GIVEN EXERCISE —
Filter out everything except lines holding "ylabel".

DATA RECORDS —

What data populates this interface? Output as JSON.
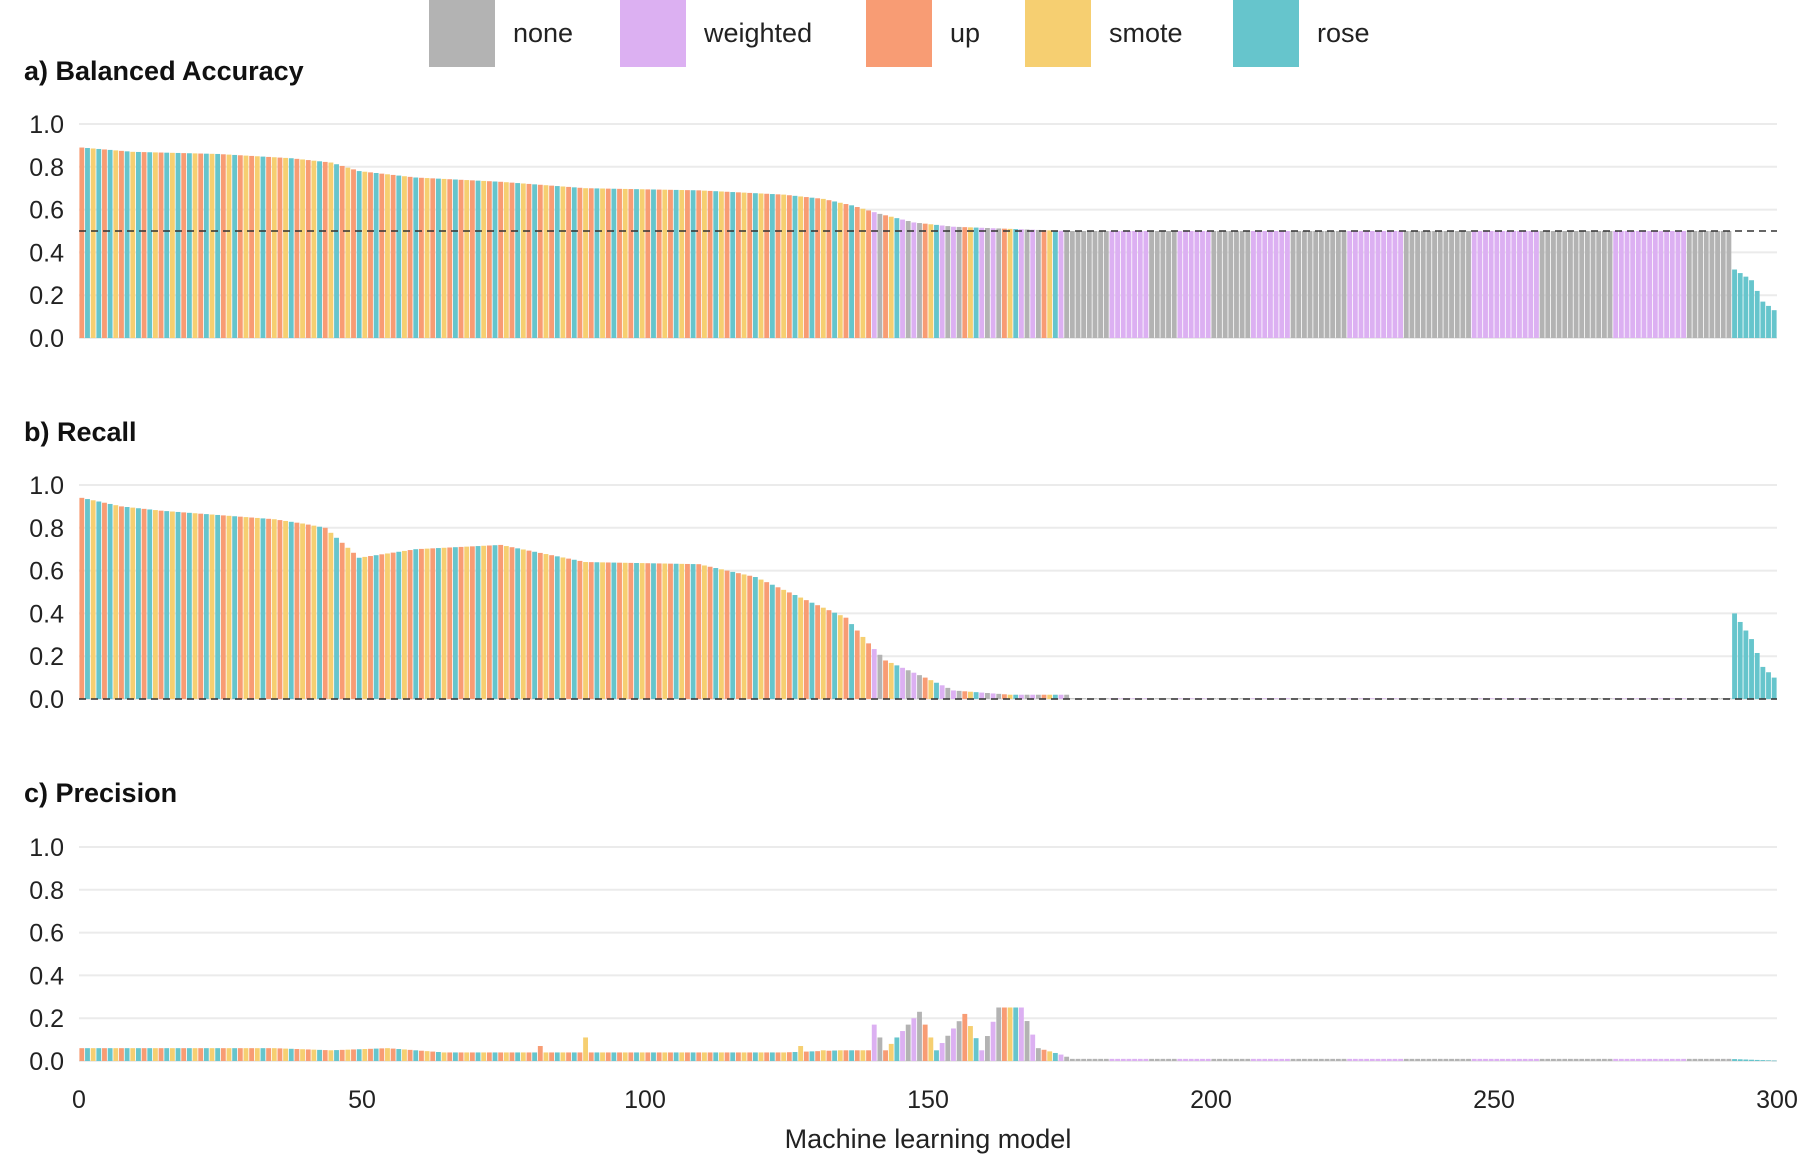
{
  "chart_data": {
    "type": "bar",
    "x": {
      "label": "Machine learning model",
      "range": [
        0,
        300
      ],
      "ticks": [
        0,
        50,
        100,
        150,
        200,
        250,
        300
      ],
      "tick_labels": [
        "0",
        "50",
        "100",
        "150",
        "200",
        "250",
        "300"
      ]
    },
    "y_ticks": [
      0.0,
      0.2,
      0.4,
      0.6,
      0.8,
      1.0
    ],
    "y_tick_labels": [
      "0.0",
      "0.2",
      "0.4",
      "0.6",
      "0.8",
      "1.0"
    ],
    "ylim": [
      0,
      1
    ],
    "grid": "horizontal",
    "legend": {
      "position": "top",
      "entries": [
        {
          "name": "none",
          "color": "#b3b3b3"
        },
        {
          "name": "weighted",
          "color": "#dcb0f2"
        },
        {
          "name": "up",
          "color": "#f89c74"
        },
        {
          "name": "smote",
          "color": "#f6cf71"
        },
        {
          "name": "rose",
          "color": "#66c5cc"
        }
      ]
    },
    "series_pattern_by_model_index": [
      {
        "from": 1,
        "to": 25,
        "sequence": [
          "up",
          "rose",
          "smote",
          "rose",
          "up",
          "rose",
          "smote"
        ]
      },
      {
        "from": 26,
        "to": 45,
        "sequence": [
          "up",
          "smote",
          "rose",
          "up",
          "smote"
        ]
      },
      {
        "from": 46,
        "to": 140,
        "sequence": [
          "rose",
          "up",
          "smote",
          "up",
          "rose",
          "smote",
          "up"
        ]
      },
      {
        "from": 141,
        "to": 175,
        "sequence": [
          "weighted",
          "none",
          "up",
          "smote",
          "rose",
          "weighted",
          "none"
        ]
      },
      {
        "from": 176,
        "to": 292,
        "blocks": [
          {
            "method": "none",
            "count": 7
          },
          {
            "method": "weighted",
            "count": 7
          },
          {
            "method": "none",
            "count": 5
          },
          {
            "method": "weighted",
            "count": 6
          },
          {
            "method": "none",
            "count": 7
          },
          {
            "method": "weighted",
            "count": 7
          },
          {
            "method": "none",
            "count": 10
          },
          {
            "method": "weighted",
            "count": 10
          },
          {
            "method": "none",
            "count": 12
          },
          {
            "method": "weighted",
            "count": 12
          },
          {
            "method": "none",
            "count": 13
          },
          {
            "method": "weighted",
            "count": 13
          },
          {
            "method": "none",
            "count": 8
          }
        ]
      },
      {
        "from": 293,
        "to": 300,
        "sequence": [
          "rose"
        ]
      }
    ],
    "panels": [
      {
        "title": "a) Balanced Accuracy",
        "reference_line": 0.5,
        "profile": [
          [
            1,
            0.89
          ],
          [
            10,
            0.87
          ],
          [
            25,
            0.86
          ],
          [
            38,
            0.84
          ],
          [
            45,
            0.82
          ],
          [
            50,
            0.78
          ],
          [
            60,
            0.75
          ],
          [
            75,
            0.73
          ],
          [
            90,
            0.7
          ],
          [
            110,
            0.69
          ],
          [
            125,
            0.67
          ],
          [
            132,
            0.65
          ],
          [
            137,
            0.62
          ],
          [
            142,
            0.58
          ],
          [
            148,
            0.54
          ],
          [
            155,
            0.52
          ],
          [
            175,
            0.5
          ],
          [
            292,
            0.5
          ],
          [
            293,
            0.32
          ],
          [
            296,
            0.27
          ],
          [
            298,
            0.17
          ],
          [
            300,
            0.13
          ]
        ]
      },
      {
        "title": "b) Recall",
        "reference_line": 0.0,
        "profile": [
          [
            1,
            0.94
          ],
          [
            8,
            0.9
          ],
          [
            15,
            0.88
          ],
          [
            25,
            0.86
          ],
          [
            35,
            0.84
          ],
          [
            40,
            0.82
          ],
          [
            44,
            0.8
          ],
          [
            50,
            0.66
          ],
          [
            60,
            0.7
          ],
          [
            75,
            0.72
          ],
          [
            90,
            0.64
          ],
          [
            110,
            0.63
          ],
          [
            120,
            0.57
          ],
          [
            130,
            0.45
          ],
          [
            136,
            0.38
          ],
          [
            140,
            0.26
          ],
          [
            143,
            0.18
          ],
          [
            150,
            0.1
          ],
          [
            155,
            0.04
          ],
          [
            165,
            0.02
          ],
          [
            175,
            0.02
          ],
          [
            176,
            0.003
          ],
          [
            292,
            0.003
          ],
          [
            293,
            0.4
          ],
          [
            296,
            0.28
          ],
          [
            298,
            0.15
          ],
          [
            300,
            0.1
          ]
        ]
      },
      {
        "title": "c) Precision",
        "reference_line": null,
        "profile": [
          [
            1,
            0.06
          ],
          [
            35,
            0.06
          ],
          [
            45,
            0.05
          ],
          [
            55,
            0.06
          ],
          [
            65,
            0.04
          ],
          [
            100,
            0.04
          ],
          [
            125,
            0.04
          ],
          [
            135,
            0.05
          ],
          [
            140,
            0.05
          ],
          [
            141,
            0.17
          ],
          [
            143,
            0.05
          ],
          [
            149,
            0.23
          ],
          [
            152,
            0.05
          ],
          [
            157,
            0.22
          ],
          [
            160,
            0.05
          ],
          [
            163,
            0.25
          ],
          [
            167,
            0.25
          ],
          [
            170,
            0.06
          ],
          [
            174,
            0.03
          ],
          [
            176,
            0.01
          ],
          [
            292,
            0.01
          ],
          [
            300,
            0.002
          ]
        ],
        "spikes": [
          [
            82,
            0.07
          ],
          [
            90,
            0.11
          ],
          [
            128,
            0.07
          ],
          [
            132,
            0.05
          ]
        ]
      }
    ]
  }
}
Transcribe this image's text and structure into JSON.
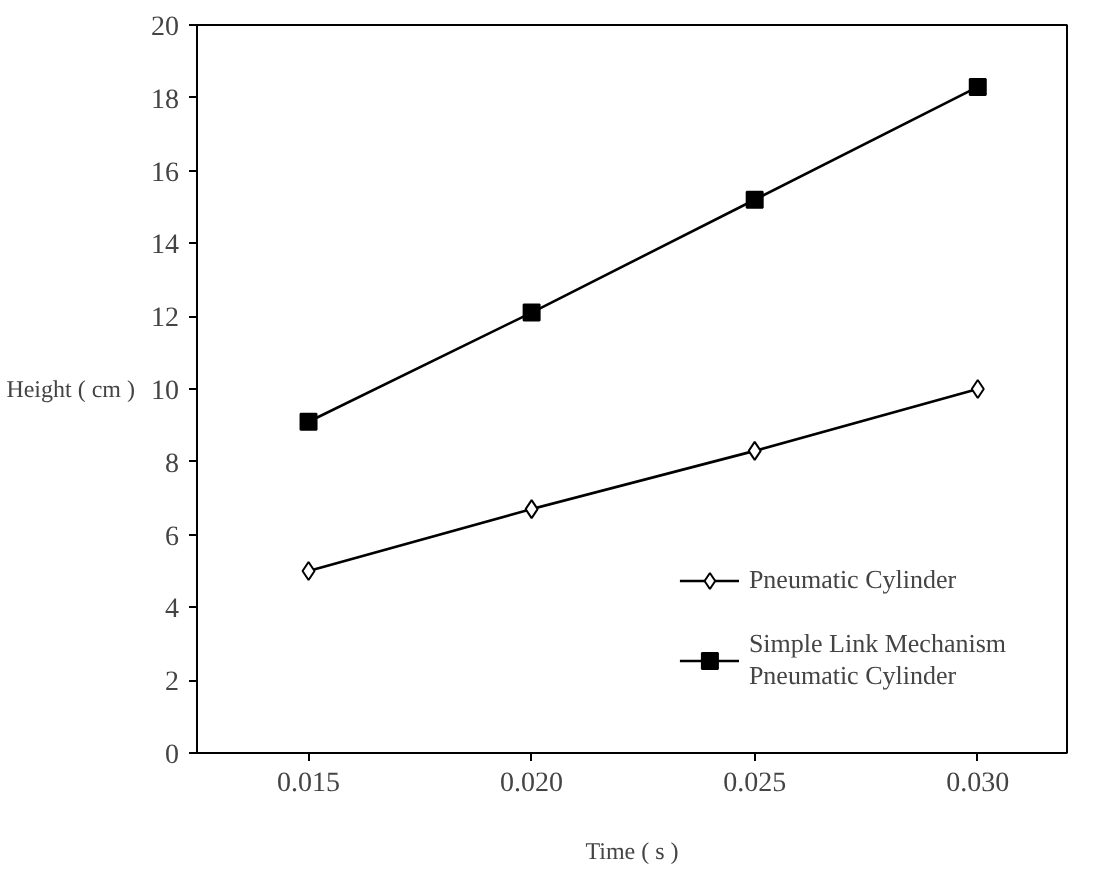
{
  "chart_data": {
    "type": "line",
    "xlabel": "Time ( s )",
    "ylabel": "Height ( cm )",
    "x": [
      0.015,
      0.02,
      0.025,
      0.03
    ],
    "xlim": [
      0.0125,
      0.032
    ],
    "xticks": [
      {
        "value": 0.015,
        "label": "0.015"
      },
      {
        "value": 0.02,
        "label": "0.020"
      },
      {
        "value": 0.025,
        "label": "0.025"
      },
      {
        "value": 0.03,
        "label": "0.030"
      }
    ],
    "ylim": [
      0,
      20
    ],
    "yticks": [
      0,
      2,
      4,
      6,
      8,
      10,
      12,
      14,
      16,
      18,
      20
    ],
    "grid": false,
    "legend": "bottom right",
    "line_style": "solid",
    "series": [
      {
        "name": "Pneumatic Cylinder",
        "color": "#000000",
        "marker": "diamond",
        "values": [
          5.0,
          6.7,
          8.3,
          10.0
        ]
      },
      {
        "name": "Simple Link Mechanism\nPneumatic Cylinder",
        "color": "#000000",
        "marker": "square",
        "values": [
          9.1,
          12.1,
          15.2,
          18.3
        ]
      }
    ]
  }
}
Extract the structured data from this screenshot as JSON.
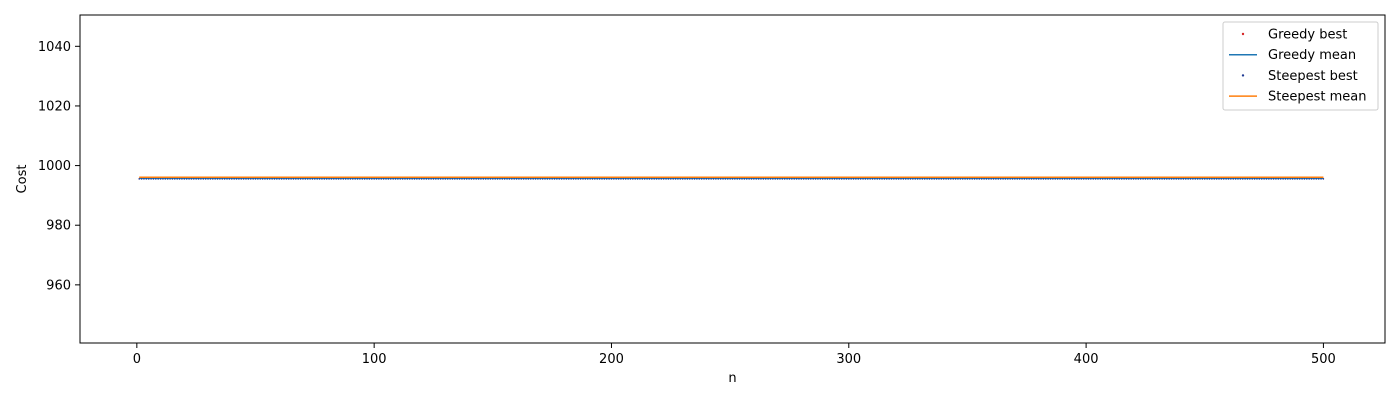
{
  "chart_data": {
    "type": "line",
    "title": "",
    "xlabel": "n",
    "ylabel": "Cost",
    "xlim": [
      -23.95,
      525.95
    ],
    "ylim": [
      940.5,
      1050.5
    ],
    "xticks": [
      0,
      100,
      200,
      300,
      400,
      500
    ],
    "yticks": [
      960,
      980,
      1000,
      1020,
      1040
    ],
    "xtick_labels": [
      "0",
      "100",
      "200",
      "300",
      "400",
      "500"
    ],
    "ytick_labels": [
      "960",
      "980",
      "1000",
      "1020",
      "1040"
    ],
    "grid": false,
    "legend_position": "top-right",
    "x_range": [
      1,
      500
    ],
    "series": [
      {
        "name": "Greedy best",
        "kind": "points",
        "color": "#d62728",
        "value": 995.6
      },
      {
        "name": "Greedy mean",
        "kind": "line",
        "color": "#1f77b4",
        "value": 995.7
      },
      {
        "name": "Steepest best",
        "kind": "points",
        "color": "#1f3a93",
        "value": 995.5
      },
      {
        "name": "Steepest mean",
        "kind": "line",
        "color": "#ff7f0e",
        "value": 996.1
      }
    ]
  }
}
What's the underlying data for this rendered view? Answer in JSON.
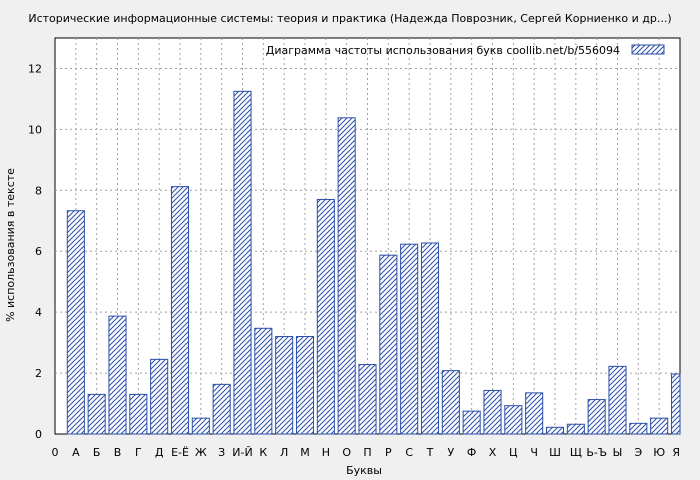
{
  "chart_data": {
    "type": "bar",
    "title": "Исторические информационные системы: теория и практика (Надежда Поврозник, Сергей Корниенко и др...)",
    "xlabel": "Буквы",
    "ylabel": "% использования в тексте",
    "legend": "Диаграмма частоты использования букв  coollib.net/b/556094",
    "legend_position": "top-right",
    "grid": true,
    "ylim": [
      0,
      13
    ],
    "yticks": [
      0,
      2,
      4,
      6,
      8,
      10,
      12
    ],
    "categories": [
      "0",
      "А",
      "Б",
      "В",
      "Г",
      "Д",
      "Е-Ё",
      "Ж",
      "З",
      "И-Й",
      "К",
      "Л",
      "М",
      "Н",
      "О",
      "П",
      "Р",
      "С",
      "Т",
      "У",
      "Ф",
      "Х",
      "Ц",
      "Ч",
      "Ш",
      "Щ",
      "Ь-Ъ",
      "Ы",
      "Э",
      "Ю",
      "Я"
    ],
    "values": [
      0,
      7.33,
      1.3,
      3.87,
      1.3,
      2.45,
      8.12,
      0.52,
      1.63,
      11.25,
      3.47,
      3.2,
      3.2,
      7.7,
      10.38,
      2.28,
      5.87,
      6.23,
      6.27,
      2.08,
      0.75,
      1.43,
      0.93,
      1.35,
      0.22,
      0.32,
      1.13,
      2.22,
      0.35,
      0.52,
      1.97
    ],
    "colors": {
      "bar": "#2a4ea8",
      "grid": "#a0a0a0",
      "plot_bg": "#ffffff",
      "page_bg": "#f0f0f0"
    }
  }
}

COMPLETE ANSWER —
    "ylabel": "Height ( cm )",
    "ylabel": "Cost",
    "ylabel": "% использования в тексте",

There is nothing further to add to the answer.